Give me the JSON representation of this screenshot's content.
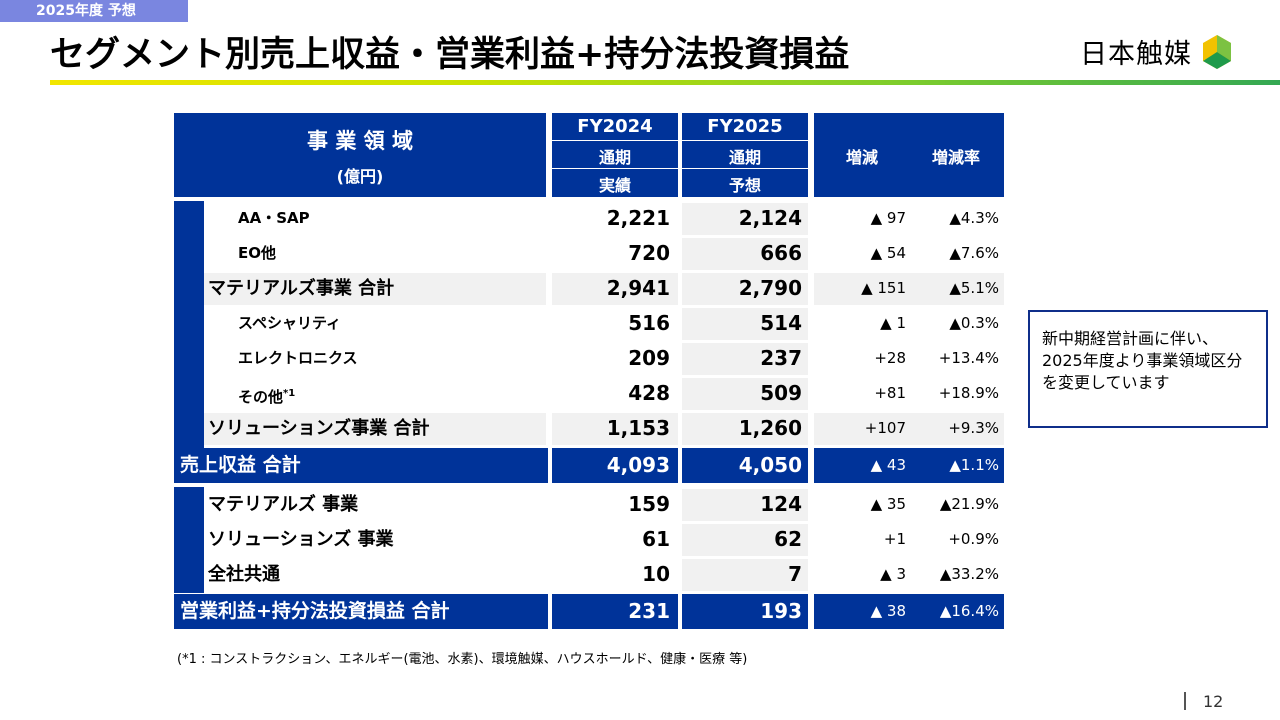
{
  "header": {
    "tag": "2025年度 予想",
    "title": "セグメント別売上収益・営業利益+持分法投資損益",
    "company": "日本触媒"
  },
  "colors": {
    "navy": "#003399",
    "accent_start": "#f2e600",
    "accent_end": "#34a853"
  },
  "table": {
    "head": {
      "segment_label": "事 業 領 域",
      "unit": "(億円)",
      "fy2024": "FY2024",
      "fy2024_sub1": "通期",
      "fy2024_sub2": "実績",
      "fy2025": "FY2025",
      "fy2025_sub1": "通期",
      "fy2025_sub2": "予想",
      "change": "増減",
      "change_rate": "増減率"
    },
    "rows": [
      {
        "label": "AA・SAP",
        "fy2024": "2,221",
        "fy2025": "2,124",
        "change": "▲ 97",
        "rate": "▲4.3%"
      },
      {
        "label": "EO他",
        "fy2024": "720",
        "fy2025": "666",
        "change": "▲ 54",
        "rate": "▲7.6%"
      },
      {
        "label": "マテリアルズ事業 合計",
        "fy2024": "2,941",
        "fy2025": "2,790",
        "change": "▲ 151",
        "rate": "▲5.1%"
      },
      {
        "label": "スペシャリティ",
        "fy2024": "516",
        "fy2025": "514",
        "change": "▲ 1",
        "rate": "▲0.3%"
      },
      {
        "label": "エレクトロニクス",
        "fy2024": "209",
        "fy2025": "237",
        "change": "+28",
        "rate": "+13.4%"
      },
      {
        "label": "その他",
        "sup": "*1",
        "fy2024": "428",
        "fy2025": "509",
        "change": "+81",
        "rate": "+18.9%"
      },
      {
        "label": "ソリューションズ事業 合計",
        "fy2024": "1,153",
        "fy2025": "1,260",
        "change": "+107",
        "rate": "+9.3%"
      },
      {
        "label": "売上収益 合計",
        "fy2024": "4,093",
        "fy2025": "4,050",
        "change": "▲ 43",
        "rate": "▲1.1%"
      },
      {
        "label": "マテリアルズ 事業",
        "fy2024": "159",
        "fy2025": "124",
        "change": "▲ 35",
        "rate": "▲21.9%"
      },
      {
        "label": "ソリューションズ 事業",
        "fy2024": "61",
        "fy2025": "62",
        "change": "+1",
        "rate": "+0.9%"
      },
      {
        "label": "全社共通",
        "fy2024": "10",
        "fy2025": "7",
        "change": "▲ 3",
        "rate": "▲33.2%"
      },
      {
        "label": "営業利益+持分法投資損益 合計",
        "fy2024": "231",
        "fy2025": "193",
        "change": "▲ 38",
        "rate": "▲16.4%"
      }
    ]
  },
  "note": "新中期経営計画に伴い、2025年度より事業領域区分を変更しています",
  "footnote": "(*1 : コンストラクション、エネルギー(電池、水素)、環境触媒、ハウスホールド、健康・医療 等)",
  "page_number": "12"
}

-.-.-

Return each line exactly as written. Any picture gets left out.

Give me the JSON representation of this screenshot's content.
{
  "header": {
    "tag": "2025年度 予想",
    "title": "セグメント別売上収益・営業利益+持分法投資損益",
    "company": "日本触媒"
  },
  "colors": {
    "navy": "#003399",
    "accent_start": "#f2e600",
    "accent_end": "#34a853"
  },
  "table": {
    "head": {
      "segment_label": "事 業 領 域",
      "unit": "(億円)",
      "fy2024": "FY2024",
      "fy2024_sub1": "通期",
      "fy2024_sub2": "実績",
      "fy2025": "FY2025",
      "fy2025_sub1": "通期",
      "fy2025_sub2": "予想",
      "change": "増減",
      "change_rate": "増減率"
    },
    "rows": [
      {
        "label": "AA・SAP",
        "fy2024": "2,221",
        "fy2025": "2,124",
        "change": "▲ 97",
        "rate": "▲4.3%"
      },
      {
        "label": "EO他",
        "fy2024": "720",
        "fy2025": "666",
        "change": "▲ 54",
        "rate": "▲7.6%"
      },
      {
        "label": "マテリアルズ事業 合計",
        "fy2024": "2,941",
        "fy2025": "2,790",
        "change": "▲ 151",
        "rate": "▲5.1%"
      },
      {
        "label": "スペシャリティ",
        "fy2024": "516",
        "fy2025": "514",
        "change": "▲ 1",
        "rate": "▲0.3%"
      },
      {
        "label": "エレクトロニクス",
        "fy2024": "209",
        "fy2025": "237",
        "change": "+28",
        "rate": "+13.4%"
      },
      {
        "label": "その他",
        "sup": "*1",
        "fy2024": "428",
        "fy2025": "509",
        "change": "+81",
        "rate": "+18.9%"
      },
      {
        "label": "ソリューションズ事業 合計",
        "fy2024": "1,153",
        "fy2025": "1,260",
        "change": "+107",
        "rate": "+9.3%"
      },
      {
        "label": "売上収益 合計",
        "fy2024": "4,093",
        "fy2025": "4,050",
        "change": "▲ 43",
        "rate": "▲1.1%"
      },
      {
        "label": "マテリアルズ 事業",
        "fy2024": "159",
        "fy2025": "124",
        "change": "▲ 35",
        "rate": "▲21.9%"
      },
      {
        "label": "ソリューションズ 事業",
        "fy2024": "61",
        "fy2025": "62",
        "change": "+1",
        "rate": "+0.9%"
      },
      {
        "label": "全社共通",
        "fy2024": "10",
        "fy2025": "7",
        "change": "▲ 3",
        "rate": "▲33.2%"
      },
      {
        "label": "営業利益+持分法投資損益 合計",
        "fy2024": "231",
        "fy2025": "193",
        "change": "▲ 38",
        "rate": "▲16.4%"
      }
    ]
  },
  "note": "新中期経営計画に伴い、2025年度より事業領域区分を変更しています",
  "footnote": "(*1 : コンストラクション、エネルギー(電池、水素)、環境触媒、ハウスホールド、健康・医療 等)",
  "page_number": "12"
}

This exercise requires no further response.